WRITTEN REQUEST.
Transcribe each record below word for word.

::::::

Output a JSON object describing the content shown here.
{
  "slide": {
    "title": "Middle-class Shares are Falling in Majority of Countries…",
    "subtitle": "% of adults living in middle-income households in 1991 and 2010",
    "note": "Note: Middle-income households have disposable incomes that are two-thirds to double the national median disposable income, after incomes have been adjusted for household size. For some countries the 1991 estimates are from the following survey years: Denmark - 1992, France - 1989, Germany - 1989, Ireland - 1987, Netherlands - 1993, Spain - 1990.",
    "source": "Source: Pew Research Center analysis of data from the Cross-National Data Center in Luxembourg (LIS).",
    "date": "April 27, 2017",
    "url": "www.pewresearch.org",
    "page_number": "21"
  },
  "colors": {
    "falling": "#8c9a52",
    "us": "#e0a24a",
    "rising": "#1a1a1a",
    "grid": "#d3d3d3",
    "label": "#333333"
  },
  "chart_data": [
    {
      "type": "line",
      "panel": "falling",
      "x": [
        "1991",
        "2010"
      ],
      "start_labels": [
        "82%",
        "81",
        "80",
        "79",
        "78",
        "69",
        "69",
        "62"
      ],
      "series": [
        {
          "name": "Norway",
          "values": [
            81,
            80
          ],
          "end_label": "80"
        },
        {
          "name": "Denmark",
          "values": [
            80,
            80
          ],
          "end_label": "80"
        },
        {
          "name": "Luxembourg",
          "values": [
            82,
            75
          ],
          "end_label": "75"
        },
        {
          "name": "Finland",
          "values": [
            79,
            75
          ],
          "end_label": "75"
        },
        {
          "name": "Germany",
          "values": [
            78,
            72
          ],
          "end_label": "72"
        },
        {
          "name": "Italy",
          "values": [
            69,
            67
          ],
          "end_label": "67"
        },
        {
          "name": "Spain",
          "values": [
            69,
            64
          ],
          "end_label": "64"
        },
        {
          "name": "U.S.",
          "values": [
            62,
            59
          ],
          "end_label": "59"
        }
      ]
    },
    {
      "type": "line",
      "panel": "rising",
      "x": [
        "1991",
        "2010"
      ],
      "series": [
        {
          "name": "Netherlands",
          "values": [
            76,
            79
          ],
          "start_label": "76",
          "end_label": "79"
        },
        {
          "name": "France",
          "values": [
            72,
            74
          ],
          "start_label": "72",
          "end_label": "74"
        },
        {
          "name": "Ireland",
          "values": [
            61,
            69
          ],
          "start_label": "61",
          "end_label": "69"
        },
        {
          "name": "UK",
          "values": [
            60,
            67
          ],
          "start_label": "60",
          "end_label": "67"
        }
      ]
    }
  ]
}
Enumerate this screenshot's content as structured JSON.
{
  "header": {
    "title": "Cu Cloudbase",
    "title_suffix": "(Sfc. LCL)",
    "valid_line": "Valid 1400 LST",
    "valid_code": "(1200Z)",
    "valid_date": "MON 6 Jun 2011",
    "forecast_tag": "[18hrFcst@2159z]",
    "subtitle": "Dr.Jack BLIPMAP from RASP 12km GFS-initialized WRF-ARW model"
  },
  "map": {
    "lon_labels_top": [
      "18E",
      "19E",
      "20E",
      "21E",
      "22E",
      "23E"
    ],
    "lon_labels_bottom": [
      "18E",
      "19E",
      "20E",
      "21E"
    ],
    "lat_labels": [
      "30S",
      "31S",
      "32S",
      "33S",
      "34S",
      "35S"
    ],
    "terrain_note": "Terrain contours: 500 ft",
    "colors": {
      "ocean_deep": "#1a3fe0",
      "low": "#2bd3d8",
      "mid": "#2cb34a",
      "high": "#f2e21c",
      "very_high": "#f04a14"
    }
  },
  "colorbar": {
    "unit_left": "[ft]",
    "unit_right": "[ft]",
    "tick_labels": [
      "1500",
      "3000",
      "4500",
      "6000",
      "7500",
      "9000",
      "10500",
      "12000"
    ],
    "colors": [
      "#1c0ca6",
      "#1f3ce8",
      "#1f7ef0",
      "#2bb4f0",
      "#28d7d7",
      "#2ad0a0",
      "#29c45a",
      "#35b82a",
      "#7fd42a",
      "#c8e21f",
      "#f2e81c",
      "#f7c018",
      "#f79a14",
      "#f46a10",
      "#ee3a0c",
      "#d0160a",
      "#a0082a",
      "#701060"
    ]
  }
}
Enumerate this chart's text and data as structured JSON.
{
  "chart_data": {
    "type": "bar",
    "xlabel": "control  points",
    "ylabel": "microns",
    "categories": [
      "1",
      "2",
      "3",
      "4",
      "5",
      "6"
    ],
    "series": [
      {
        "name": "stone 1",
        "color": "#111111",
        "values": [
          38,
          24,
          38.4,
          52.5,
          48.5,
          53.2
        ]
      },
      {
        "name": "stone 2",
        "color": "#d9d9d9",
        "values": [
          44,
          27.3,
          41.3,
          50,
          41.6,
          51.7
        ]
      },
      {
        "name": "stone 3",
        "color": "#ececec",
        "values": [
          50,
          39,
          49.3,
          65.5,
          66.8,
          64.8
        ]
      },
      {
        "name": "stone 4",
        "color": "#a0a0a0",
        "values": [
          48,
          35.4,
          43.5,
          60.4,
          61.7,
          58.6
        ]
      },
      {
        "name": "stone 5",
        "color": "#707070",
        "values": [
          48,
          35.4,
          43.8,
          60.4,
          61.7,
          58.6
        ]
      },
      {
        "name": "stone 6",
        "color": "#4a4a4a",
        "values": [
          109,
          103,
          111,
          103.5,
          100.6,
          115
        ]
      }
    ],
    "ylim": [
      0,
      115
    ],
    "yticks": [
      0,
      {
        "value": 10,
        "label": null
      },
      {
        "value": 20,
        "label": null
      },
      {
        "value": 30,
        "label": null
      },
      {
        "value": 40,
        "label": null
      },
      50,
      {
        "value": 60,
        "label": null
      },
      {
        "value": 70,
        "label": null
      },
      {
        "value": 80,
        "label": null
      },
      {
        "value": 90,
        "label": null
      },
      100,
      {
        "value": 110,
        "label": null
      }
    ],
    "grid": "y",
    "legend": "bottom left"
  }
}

::::::

THE SOLUTION.
Output a JSON object describing the content shown here.
{
  "slide": {
    "title": "Middle-class Shares are Falling in Majority of Countries…",
    "subtitle": "% of adults living in middle-income households in 1991 and 2010",
    "note": "Note: Middle-income households have disposable incomes that are two-thirds to double the national median disposable income, after incomes have been adjusted for household size. For some countries the 1991 estimates are from the following survey years: Denmark - 1992, France - 1989, Germany - 1989, Ireland - 1987, Netherlands - 1993, Spain - 1990.",
    "source": "Source: Pew Research Center analysis of data from the Cross-National Data Center in Luxembourg (LIS).",
    "date": "April 27, 2017",
    "url": "www.pewresearch.org",
    "page_number": "21"
  },
  "colors": {
    "falling": "#8c9a52",
    "us": "#e0a24a",
    "rising": "#1a1a1a",
    "grid": "#d3d3d3",
    "label": "#333333"
  },
  "chart_data": [
    {
      "type": "line",
      "panel": "falling",
      "x": [
        "1991",
        "2010"
      ],
      "start_labels": [
        "82%",
        "81",
        "80",
        "79",
        "78",
        "69",
        "69",
        "62"
      ],
      "series": [
        {
          "name": "Norway",
          "values": [
            81,
            80
          ],
          "end_label": "80"
        },
        {
          "name": "Denmark",
          "values": [
            80,
            80
          ],
          "end_label": "80"
        },
        {
          "name": "Luxembourg",
          "values": [
            82,
            75
          ],
          "end_label": "75"
        },
        {
          "name": "Finland",
          "values": [
            79,
            75
          ],
          "end_label": "75"
        },
        {
          "name": "Germany",
          "values": [
            78,
            72
          ],
          "end_label": "72"
        },
        {
          "name": "Italy",
          "values": [
            69,
            67
          ],
          "end_label": "67"
        },
        {
          "name": "Spain",
          "values": [
            69,
            64
          ],
          "end_label": "64"
        },
        {
          "name": "U.S.",
          "values": [
            62,
            59
          ],
          "end_label": "59"
        }
      ]
    },
    {
      "type": "line",
      "panel": "rising",
      "x": [
        "1991",
        "2010"
      ],
      "series": [
        {
          "name": "Netherlands",
          "values": [
            76,
            79
          ],
          "start_label": "76",
          "end_label": "79"
        },
        {
          "name": "France",
          "values": [
            72,
            74
          ],
          "start_label": "72",
          "end_label": "74"
        },
        {
          "name": "Ireland",
          "values": [
            61,
            69
          ],
          "start_label": "61",
          "end_label": "69"
        },
        {
          "name": "UK",
          "values": [
            60,
            67
          ],
          "start_label": "60",
          "end_label": "67"
        }
      ]
    }
  ]
}
Enumerate this screenshot's content as structured JSON.
{
  "header": {
    "title": "Cu Cloudbase",
    "title_suffix": "(Sfc. LCL)",
    "valid_line": "Valid 1400 LST",
    "valid_code": "(1200Z)",
    "valid_date": "MON 6 Jun 2011",
    "forecast_tag": "[18hrFcst@2159z]",
    "subtitle": "Dr.Jack BLIPMAP from RASP 12km GFS-initialized WRF-ARW model"
  },
  "map": {
    "lon_labels_top": [
      "18E",
      "19E",
      "20E",
      "21E",
      "22E",
      "23E"
    ],
    "lon_labels_bottom": [
      "18E",
      "19E",
      "20E",
      "21E"
    ],
    "lat_labels": [
      "30S",
      "31S",
      "32S",
      "33S",
      "34S",
      "35S"
    ],
    "terrain_note": "Terrain contours: 500 ft",
    "colors": {
      "ocean_deep": "#1a3fe0",
      "low": "#2bd3d8",
      "mid": "#2cb34a",
      "high": "#f2e21c",
      "very_high": "#f04a14"
    }
  },
  "colorbar": {
    "unit_left": "[ft]",
    "unit_right": "[ft]",
    "tick_labels": [
      "1500",
      "3000",
      "4500",
      "6000",
      "7500",
      "9000",
      "10500",
      "12000"
    ],
    "colors": [
      "#1c0ca6",
      "#1f3ce8",
      "#1f7ef0",
      "#2bb4f0",
      "#28d7d7",
      "#2ad0a0",
      "#29c45a",
      "#35b82a",
      "#7fd42a",
      "#c8e21f",
      "#f2e81c",
      "#f7c018",
      "#f79a14",
      "#f46a10",
      "#ee3a0c",
      "#d0160a",
      "#a0082a",
      "#701060"
    ]
  }
}
Enumerate this chart's text and data as structured JSON.
{
  "chart_data": {
    "type": "bar",
    "xlabel": "control  points",
    "ylabel": "microns",
    "categories": [
      "1",
      "2",
      "3",
      "4",
      "5",
      "6"
    ],
    "series": [
      {
        "name": "stone 1",
        "color": "#111111",
        "values": [
          38,
          24,
          38.4,
          52.5,
          48.5,
          53.2
        ]
      },
      {
        "name": "stone 2",
        "color": "#d9d9d9",
        "values": [
          44,
          27.3,
          41.3,
          50,
          41.6,
          51.7
        ]
      },
      {
        "name": "stone 3",
        "color": "#ececec",
        "values": [
          50,
          39,
          49.3,
          65.5,
          66.8,
          64.8
        ]
      },
      {
        "name": "stone 4",
        "color": "#a0a0a0",
        "values": [
          48,
          35.4,
          43.5,
          60.4,
          61.7,
          58.6
        ]
      },
      {
        "name": "stone 5",
        "color": "#707070",
        "values": [
          48,
          35.4,
          43.8,
          60.4,
          61.7,
          58.6
        ]
      },
      {
        "name": "stone 6",
        "color": "#4a4a4a",
        "values": [
          109,
          103,
          111,
          103.5,
          100.6,
          115
        ]
      }
    ],
    "ylim": [
      0,
      115
    ],
    "yticks": [
      0,
      {
        "value": 10,
        "label": null
      },
      {
        "value": 20,
        "label": null
      },
      {
        "value": 30,
        "label": null
      },
      {
        "value": 40,
        "label": null
      },
      50,
      {
        "value": 60,
        "label": null
      },
      {
        "value": 70,
        "label": null
      },
      {
        "value": 80,
        "label": null
      },
      {
        "value": 90,
        "label": null
      },
      100,
      {
        "value": 110,
        "label": null
      }
    ],
    "grid": "y",
    "legend": "bottom left"
  }
}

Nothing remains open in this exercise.